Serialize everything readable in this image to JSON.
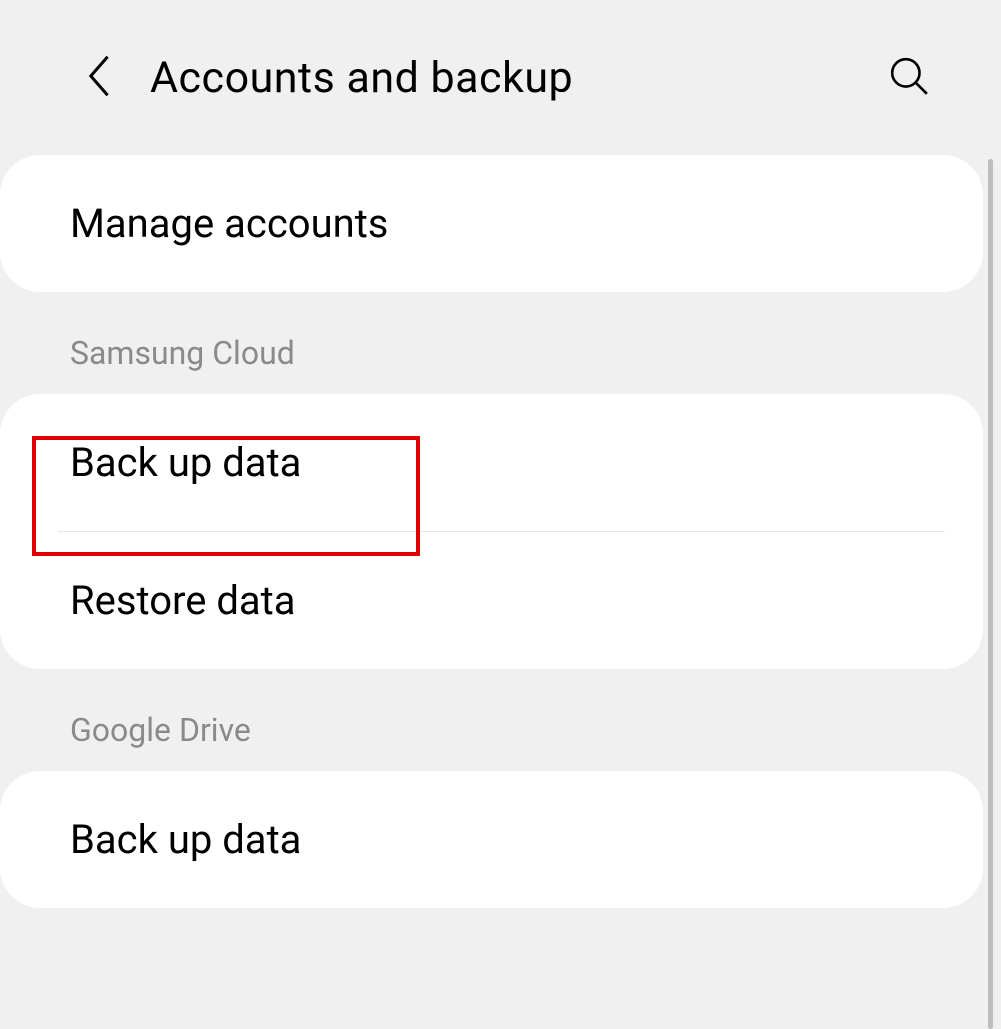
{
  "header": {
    "title": "Accounts and backup"
  },
  "sections": {
    "manage": {
      "label": "Manage accounts"
    },
    "samsung_cloud": {
      "title": "Samsung Cloud",
      "items": [
        {
          "label": "Back up data"
        },
        {
          "label": "Restore data"
        }
      ]
    },
    "google_drive": {
      "title": "Google Drive",
      "items": [
        {
          "label": "Back up data"
        }
      ]
    }
  },
  "highlight": {
    "target": "samsung-cloud-back-up-data"
  }
}
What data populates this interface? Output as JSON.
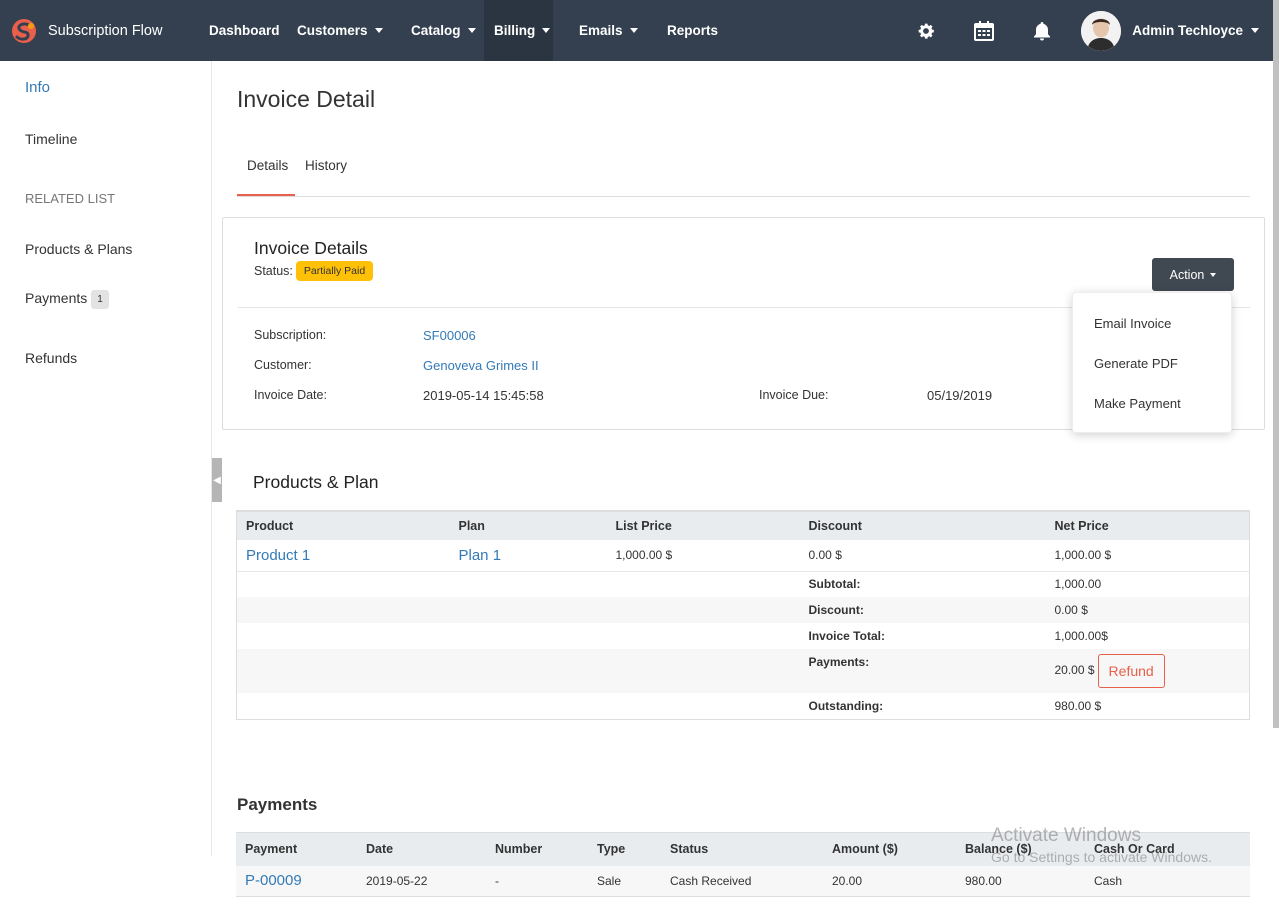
---*---
Work to do ▸
Reproduce the data verbatim. Do not carry any picture into the copy.

Response ▸
Serialize everything readable in this image to JSON.
{
  "header": {
    "title": "Accounts and backup"
  },
  "sections": {
    "manage": {
      "label": "Manage accounts"
    },
    "samsung_cloud": {
      "title": "Samsung Cloud",
      "items": [
        {
          "label": "Back up data"
        },
        {
          "label": "Restore data"
        }
      ]
    },
    "google_drive": {
      "title": "Google Drive",
      "items": [
        {
          "label": "Back up data"
        }
      ]
    }
  },
  "highlight": {
    "target": "samsung-cloud-back-up-data"
  }
}
What data populates this interface? Output as JSON.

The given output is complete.